WRITTEN PROBLEM:
Write out every record in full, exactly as written, please.

■ ■ ■ ■

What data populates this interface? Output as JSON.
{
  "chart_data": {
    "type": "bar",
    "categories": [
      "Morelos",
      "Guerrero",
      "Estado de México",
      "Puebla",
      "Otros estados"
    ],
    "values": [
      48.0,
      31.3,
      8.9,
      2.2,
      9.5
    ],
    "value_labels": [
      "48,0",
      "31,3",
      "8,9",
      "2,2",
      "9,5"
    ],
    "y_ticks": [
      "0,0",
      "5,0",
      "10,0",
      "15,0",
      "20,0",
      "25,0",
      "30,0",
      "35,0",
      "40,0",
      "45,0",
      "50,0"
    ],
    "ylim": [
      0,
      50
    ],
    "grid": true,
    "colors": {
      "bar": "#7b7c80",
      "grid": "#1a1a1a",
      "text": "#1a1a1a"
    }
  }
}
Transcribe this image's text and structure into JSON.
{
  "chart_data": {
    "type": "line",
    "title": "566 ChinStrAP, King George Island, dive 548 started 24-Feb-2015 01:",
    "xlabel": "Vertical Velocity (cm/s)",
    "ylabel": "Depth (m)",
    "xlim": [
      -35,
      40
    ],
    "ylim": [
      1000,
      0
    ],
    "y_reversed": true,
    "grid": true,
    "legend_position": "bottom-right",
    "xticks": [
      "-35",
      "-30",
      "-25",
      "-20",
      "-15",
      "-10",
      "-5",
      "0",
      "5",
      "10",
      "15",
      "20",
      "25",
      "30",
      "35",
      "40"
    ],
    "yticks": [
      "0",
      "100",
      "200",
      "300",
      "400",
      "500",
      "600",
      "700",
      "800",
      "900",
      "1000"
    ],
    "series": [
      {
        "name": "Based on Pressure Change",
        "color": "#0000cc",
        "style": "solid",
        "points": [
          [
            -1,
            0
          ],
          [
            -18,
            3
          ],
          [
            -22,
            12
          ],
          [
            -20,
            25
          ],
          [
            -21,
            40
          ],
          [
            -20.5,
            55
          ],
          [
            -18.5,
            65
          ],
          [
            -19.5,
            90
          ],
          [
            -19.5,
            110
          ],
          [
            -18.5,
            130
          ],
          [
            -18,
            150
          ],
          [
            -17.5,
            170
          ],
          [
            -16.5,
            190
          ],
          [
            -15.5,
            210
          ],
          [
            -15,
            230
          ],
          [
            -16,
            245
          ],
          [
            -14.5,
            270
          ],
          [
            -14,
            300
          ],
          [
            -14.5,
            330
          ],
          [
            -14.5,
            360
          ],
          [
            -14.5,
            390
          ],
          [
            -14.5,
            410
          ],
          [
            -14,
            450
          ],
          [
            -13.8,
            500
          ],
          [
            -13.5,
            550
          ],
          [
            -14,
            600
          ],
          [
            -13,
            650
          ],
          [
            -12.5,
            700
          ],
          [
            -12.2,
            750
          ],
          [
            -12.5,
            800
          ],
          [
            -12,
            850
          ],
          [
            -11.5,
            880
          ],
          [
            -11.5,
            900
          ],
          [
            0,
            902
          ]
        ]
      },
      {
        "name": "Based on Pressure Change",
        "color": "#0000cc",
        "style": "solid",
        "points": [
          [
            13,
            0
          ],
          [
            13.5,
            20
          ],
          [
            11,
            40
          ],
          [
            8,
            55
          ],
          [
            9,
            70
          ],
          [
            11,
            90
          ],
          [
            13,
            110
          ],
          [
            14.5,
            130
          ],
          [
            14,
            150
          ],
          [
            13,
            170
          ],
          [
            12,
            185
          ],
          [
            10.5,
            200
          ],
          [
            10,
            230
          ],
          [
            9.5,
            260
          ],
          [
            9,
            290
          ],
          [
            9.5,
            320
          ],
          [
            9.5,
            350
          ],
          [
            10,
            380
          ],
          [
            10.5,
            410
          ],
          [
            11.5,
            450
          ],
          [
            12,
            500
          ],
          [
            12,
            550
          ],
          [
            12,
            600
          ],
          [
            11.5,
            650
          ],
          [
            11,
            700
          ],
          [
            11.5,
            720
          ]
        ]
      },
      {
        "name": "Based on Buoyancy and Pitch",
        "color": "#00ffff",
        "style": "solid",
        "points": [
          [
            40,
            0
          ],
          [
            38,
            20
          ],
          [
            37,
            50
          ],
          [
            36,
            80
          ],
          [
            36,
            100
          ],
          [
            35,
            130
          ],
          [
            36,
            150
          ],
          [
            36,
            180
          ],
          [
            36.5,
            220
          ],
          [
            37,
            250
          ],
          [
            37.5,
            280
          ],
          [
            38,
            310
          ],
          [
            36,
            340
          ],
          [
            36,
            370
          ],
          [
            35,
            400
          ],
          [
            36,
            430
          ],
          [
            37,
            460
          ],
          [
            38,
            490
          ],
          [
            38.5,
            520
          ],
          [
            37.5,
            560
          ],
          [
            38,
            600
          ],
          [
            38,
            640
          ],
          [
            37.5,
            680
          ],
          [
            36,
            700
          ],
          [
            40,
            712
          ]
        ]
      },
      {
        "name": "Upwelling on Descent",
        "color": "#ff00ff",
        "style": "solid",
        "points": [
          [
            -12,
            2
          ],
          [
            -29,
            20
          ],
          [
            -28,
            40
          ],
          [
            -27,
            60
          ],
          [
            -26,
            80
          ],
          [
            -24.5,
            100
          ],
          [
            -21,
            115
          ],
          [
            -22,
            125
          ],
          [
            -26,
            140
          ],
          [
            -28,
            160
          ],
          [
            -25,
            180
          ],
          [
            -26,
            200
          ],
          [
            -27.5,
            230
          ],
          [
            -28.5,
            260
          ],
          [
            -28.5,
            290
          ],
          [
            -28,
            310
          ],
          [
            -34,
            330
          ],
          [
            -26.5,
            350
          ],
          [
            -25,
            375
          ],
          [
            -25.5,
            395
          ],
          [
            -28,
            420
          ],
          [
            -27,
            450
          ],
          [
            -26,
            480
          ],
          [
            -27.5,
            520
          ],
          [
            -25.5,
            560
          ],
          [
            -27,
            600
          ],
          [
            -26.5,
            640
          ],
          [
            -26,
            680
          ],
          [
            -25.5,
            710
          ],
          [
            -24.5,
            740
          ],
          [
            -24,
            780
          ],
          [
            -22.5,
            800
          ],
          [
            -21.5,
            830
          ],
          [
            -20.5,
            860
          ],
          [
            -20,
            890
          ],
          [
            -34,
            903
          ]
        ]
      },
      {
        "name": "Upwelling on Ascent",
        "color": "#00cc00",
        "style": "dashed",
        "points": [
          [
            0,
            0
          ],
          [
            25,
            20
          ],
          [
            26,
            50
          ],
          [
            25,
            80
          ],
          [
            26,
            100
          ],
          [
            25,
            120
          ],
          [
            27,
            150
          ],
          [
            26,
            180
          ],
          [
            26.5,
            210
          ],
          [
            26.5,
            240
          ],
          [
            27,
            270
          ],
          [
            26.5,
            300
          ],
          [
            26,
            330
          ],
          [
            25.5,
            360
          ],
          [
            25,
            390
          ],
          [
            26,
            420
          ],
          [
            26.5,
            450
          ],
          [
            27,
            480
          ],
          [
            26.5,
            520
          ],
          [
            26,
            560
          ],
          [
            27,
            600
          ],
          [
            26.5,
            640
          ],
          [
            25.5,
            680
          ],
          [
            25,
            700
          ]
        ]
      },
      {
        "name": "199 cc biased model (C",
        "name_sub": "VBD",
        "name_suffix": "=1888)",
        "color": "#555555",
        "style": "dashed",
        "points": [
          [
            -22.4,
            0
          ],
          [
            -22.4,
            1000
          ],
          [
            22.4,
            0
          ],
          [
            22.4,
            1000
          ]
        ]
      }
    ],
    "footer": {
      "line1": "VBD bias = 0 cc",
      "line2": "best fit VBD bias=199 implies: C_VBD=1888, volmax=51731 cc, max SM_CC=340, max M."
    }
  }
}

■ ■ ■ ■

RESPONSE:
What data populates this interface? Output as JSON.
{
  "chart_data": {
    "type": "bar",
    "categories": [
      "Morelos",
      "Guerrero",
      "Estado de México",
      "Puebla",
      "Otros estados"
    ],
    "values": [
      48.0,
      31.3,
      8.9,
      2.2,
      9.5
    ],
    "value_labels": [
      "48,0",
      "31,3",
      "8,9",
      "2,2",
      "9,5"
    ],
    "y_ticks": [
      "0,0",
      "5,0",
      "10,0",
      "15,0",
      "20,0",
      "25,0",
      "30,0",
      "35,0",
      "40,0",
      "45,0",
      "50,0"
    ],
    "ylim": [
      0,
      50
    ],
    "grid": true,
    "colors": {
      "bar": "#7b7c80",
      "grid": "#1a1a1a",
      "text": "#1a1a1a"
    }
  }
}
Transcribe this image's text and structure into JSON.
{
  "chart_data": {
    "type": "line",
    "title": "566 ChinStrAP, King George Island, dive 548 started 24-Feb-2015 01:",
    "xlabel": "Vertical Velocity (cm/s)",
    "ylabel": "Depth (m)",
    "xlim": [
      -35,
      40
    ],
    "ylim": [
      1000,
      0
    ],
    "y_reversed": true,
    "grid": true,
    "legend_position": "bottom-right",
    "xticks": [
      "-35",
      "-30",
      "-25",
      "-20",
      "-15",
      "-10",
      "-5",
      "0",
      "5",
      "10",
      "15",
      "20",
      "25",
      "30",
      "35",
      "40"
    ],
    "yticks": [
      "0",
      "100",
      "200",
      "300",
      "400",
      "500",
      "600",
      "700",
      "800",
      "900",
      "1000"
    ],
    "series": [
      {
        "name": "Based on Pressure Change",
        "color": "#0000cc",
        "style": "solid",
        "points": [
          [
            -1,
            0
          ],
          [
            -18,
            3
          ],
          [
            -22,
            12
          ],
          [
            -20,
            25
          ],
          [
            -21,
            40
          ],
          [
            -20.5,
            55
          ],
          [
            -18.5,
            65
          ],
          [
            -19.5,
            90
          ],
          [
            -19.5,
            110
          ],
          [
            -18.5,
            130
          ],
          [
            -18,
            150
          ],
          [
            -17.5,
            170
          ],
          [
            -16.5,
            190
          ],
          [
            -15.5,
            210
          ],
          [
            -15,
            230
          ],
          [
            -16,
            245
          ],
          [
            -14.5,
            270
          ],
          [
            -14,
            300
          ],
          [
            -14.5,
            330
          ],
          [
            -14.5,
            360
          ],
          [
            -14.5,
            390
          ],
          [
            -14.5,
            410
          ],
          [
            -14,
            450
          ],
          [
            -13.8,
            500
          ],
          [
            -13.5,
            550
          ],
          [
            -14,
            600
          ],
          [
            -13,
            650
          ],
          [
            -12.5,
            700
          ],
          [
            -12.2,
            750
          ],
          [
            -12.5,
            800
          ],
          [
            -12,
            850
          ],
          [
            -11.5,
            880
          ],
          [
            -11.5,
            900
          ],
          [
            0,
            902
          ]
        ]
      },
      {
        "name": "Based on Pressure Change",
        "color": "#0000cc",
        "style": "solid",
        "points": [
          [
            13,
            0
          ],
          [
            13.5,
            20
          ],
          [
            11,
            40
          ],
          [
            8,
            55
          ],
          [
            9,
            70
          ],
          [
            11,
            90
          ],
          [
            13,
            110
          ],
          [
            14.5,
            130
          ],
          [
            14,
            150
          ],
          [
            13,
            170
          ],
          [
            12,
            185
          ],
          [
            10.5,
            200
          ],
          [
            10,
            230
          ],
          [
            9.5,
            260
          ],
          [
            9,
            290
          ],
          [
            9.5,
            320
          ],
          [
            9.5,
            350
          ],
          [
            10,
            380
          ],
          [
            10.5,
            410
          ],
          [
            11.5,
            450
          ],
          [
            12,
            500
          ],
          [
            12,
            550
          ],
          [
            12,
            600
          ],
          [
            11.5,
            650
          ],
          [
            11,
            700
          ],
          [
            11.5,
            720
          ]
        ]
      },
      {
        "name": "Based on Buoyancy and Pitch",
        "color": "#00ffff",
        "style": "solid",
        "points": [
          [
            40,
            0
          ],
          [
            38,
            20
          ],
          [
            37,
            50
          ],
          [
            36,
            80
          ],
          [
            36,
            100
          ],
          [
            35,
            130
          ],
          [
            36,
            150
          ],
          [
            36,
            180
          ],
          [
            36.5,
            220
          ],
          [
            37,
            250
          ],
          [
            37.5,
            280
          ],
          [
            38,
            310
          ],
          [
            36,
            340
          ],
          [
            36,
            370
          ],
          [
            35,
            400
          ],
          [
            36,
            430
          ],
          [
            37,
            460
          ],
          [
            38,
            490
          ],
          [
            38.5,
            520
          ],
          [
            37.5,
            560
          ],
          [
            38,
            600
          ],
          [
            38,
            640
          ],
          [
            37.5,
            680
          ],
          [
            36,
            700
          ],
          [
            40,
            712
          ]
        ]
      },
      {
        "name": "Upwelling on Descent",
        "color": "#ff00ff",
        "style": "solid",
        "points": [
          [
            -12,
            2
          ],
          [
            -29,
            20
          ],
          [
            -28,
            40
          ],
          [
            -27,
            60
          ],
          [
            -26,
            80
          ],
          [
            -24.5,
            100
          ],
          [
            -21,
            115
          ],
          [
            -22,
            125
          ],
          [
            -26,
            140
          ],
          [
            -28,
            160
          ],
          [
            -25,
            180
          ],
          [
            -26,
            200
          ],
          [
            -27.5,
            230
          ],
          [
            -28.5,
            260
          ],
          [
            -28.5,
            290
          ],
          [
            -28,
            310
          ],
          [
            -34,
            330
          ],
          [
            -26.5,
            350
          ],
          [
            -25,
            375
          ],
          [
            -25.5,
            395
          ],
          [
            -28,
            420
          ],
          [
            -27,
            450
          ],
          [
            -26,
            480
          ],
          [
            -27.5,
            520
          ],
          [
            -25.5,
            560
          ],
          [
            -27,
            600
          ],
          [
            -26.5,
            640
          ],
          [
            -26,
            680
          ],
          [
            -25.5,
            710
          ],
          [
            -24.5,
            740
          ],
          [
            -24,
            780
          ],
          [
            -22.5,
            800
          ],
          [
            -21.5,
            830
          ],
          [
            -20.5,
            860
          ],
          [
            -20,
            890
          ],
          [
            -34,
            903
          ]
        ]
      },
      {
        "name": "Upwelling on Ascent",
        "color": "#00cc00",
        "style": "dashed",
        "points": [
          [
            0,
            0
          ],
          [
            25,
            20
          ],
          [
            26,
            50
          ],
          [
            25,
            80
          ],
          [
            26,
            100
          ],
          [
            25,
            120
          ],
          [
            27,
            150
          ],
          [
            26,
            180
          ],
          [
            26.5,
            210
          ],
          [
            26.5,
            240
          ],
          [
            27,
            270
          ],
          [
            26.5,
            300
          ],
          [
            26,
            330
          ],
          [
            25.5,
            360
          ],
          [
            25,
            390
          ],
          [
            26,
            420
          ],
          [
            26.5,
            450
          ],
          [
            27,
            480
          ],
          [
            26.5,
            520
          ],
          [
            26,
            560
          ],
          [
            27,
            600
          ],
          [
            26.5,
            640
          ],
          [
            25.5,
            680
          ],
          [
            25,
            700
          ]
        ]
      },
      {
        "name": "199 cc biased model (C",
        "name_sub": "VBD",
        "name_suffix": "=1888)",
        "color": "#555555",
        "style": "dashed",
        "points": [
          [
            -22.4,
            0
          ],
          [
            -22.4,
            1000
          ],
          [
            22.4,
            0
          ],
          [
            22.4,
            1000
          ]
        ]
      }
    ],
    "footer": {
      "line1": "VBD bias = 0 cc",
      "line2": "best fit VBD bias=199 implies: C_VBD=1888, volmax=51731 cc, max SM_CC=340, max M."
    }
  }
}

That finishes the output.